* _Exercise_
Find the string "приобретение" in the records. Copy every line it appears in.

[Items listed in a dataset]

* START *

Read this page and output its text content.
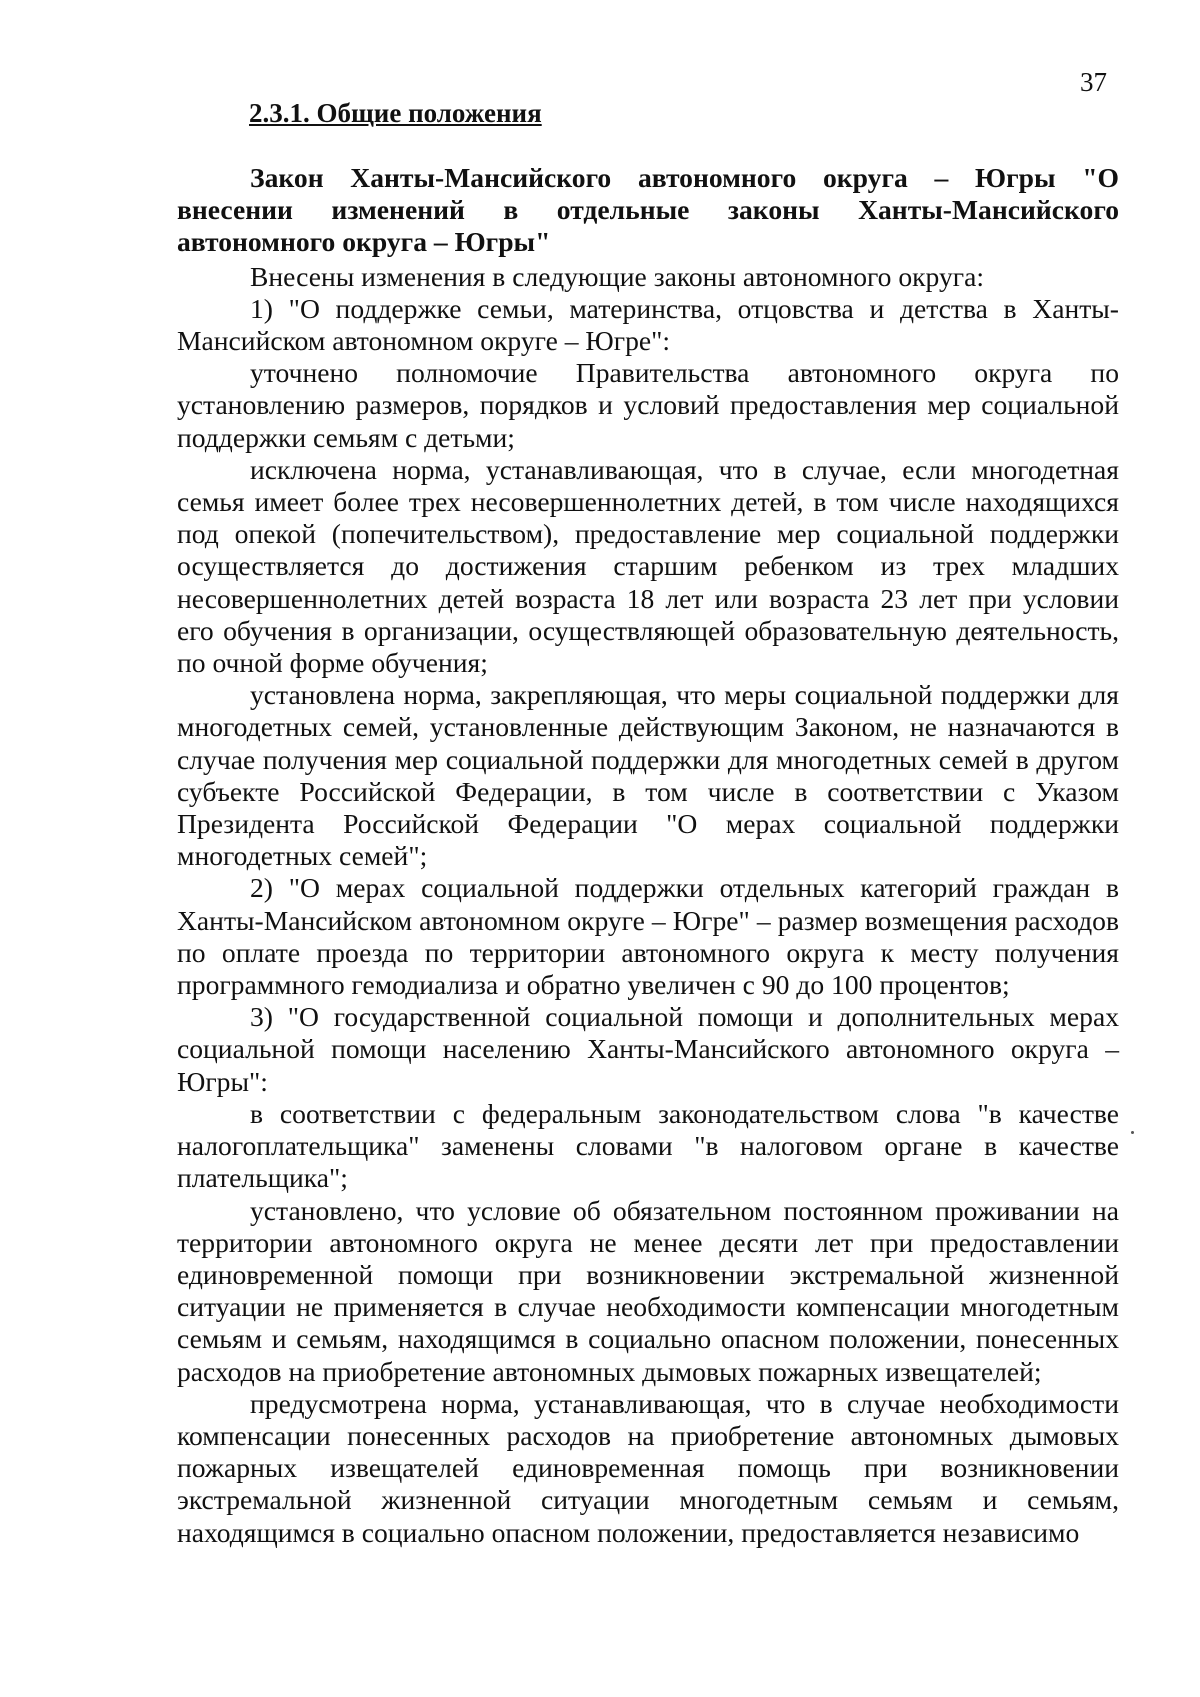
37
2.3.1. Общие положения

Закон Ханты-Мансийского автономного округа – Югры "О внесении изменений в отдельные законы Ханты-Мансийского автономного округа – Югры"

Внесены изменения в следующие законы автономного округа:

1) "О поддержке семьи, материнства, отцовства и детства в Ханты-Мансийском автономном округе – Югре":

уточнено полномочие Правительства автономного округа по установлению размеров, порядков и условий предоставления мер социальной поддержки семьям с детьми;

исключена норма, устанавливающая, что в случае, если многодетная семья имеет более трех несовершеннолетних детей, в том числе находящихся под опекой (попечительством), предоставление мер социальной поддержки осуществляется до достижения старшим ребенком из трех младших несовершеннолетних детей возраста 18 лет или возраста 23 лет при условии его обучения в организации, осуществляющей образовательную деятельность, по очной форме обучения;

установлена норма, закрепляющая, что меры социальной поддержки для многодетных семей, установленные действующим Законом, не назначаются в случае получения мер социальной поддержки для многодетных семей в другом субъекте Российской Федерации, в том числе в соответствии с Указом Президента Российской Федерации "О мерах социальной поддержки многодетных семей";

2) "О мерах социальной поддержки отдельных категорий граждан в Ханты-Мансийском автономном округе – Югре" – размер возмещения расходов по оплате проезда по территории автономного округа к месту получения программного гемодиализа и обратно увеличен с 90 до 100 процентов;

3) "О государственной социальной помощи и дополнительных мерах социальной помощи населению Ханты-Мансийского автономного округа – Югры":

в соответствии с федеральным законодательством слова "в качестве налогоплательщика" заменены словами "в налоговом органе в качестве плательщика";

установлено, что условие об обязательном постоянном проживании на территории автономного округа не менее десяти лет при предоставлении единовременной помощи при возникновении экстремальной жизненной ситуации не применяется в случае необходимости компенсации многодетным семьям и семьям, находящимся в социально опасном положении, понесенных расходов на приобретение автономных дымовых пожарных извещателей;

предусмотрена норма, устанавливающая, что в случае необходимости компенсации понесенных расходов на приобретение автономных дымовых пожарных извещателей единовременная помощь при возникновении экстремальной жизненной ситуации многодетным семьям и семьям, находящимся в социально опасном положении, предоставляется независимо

* END *

* _Correct answer_
установлено, что условие об обязательном постоянном проживании на территории автономного округа не менее десяти лет при предоставлении единовременной помощи при возникновении экстремальной жизненной ситуации не применяется в случае необходимости компенсации многодетным семьям и семьям, находящимся в социально опасном положении, понесенных расходов на приобретение автономных дымовых пожарных извещателей;
предусмотрена норма, устанавливающая, что в случае необходимости компенсации понесенных расходов на приобретение автономных дымовых пожарных извещателей единовременная помощь при возникновении экстремальной жизненной ситуации многодетным семьям и семьям, находящимся в социально опасном положении, предоставляется независимо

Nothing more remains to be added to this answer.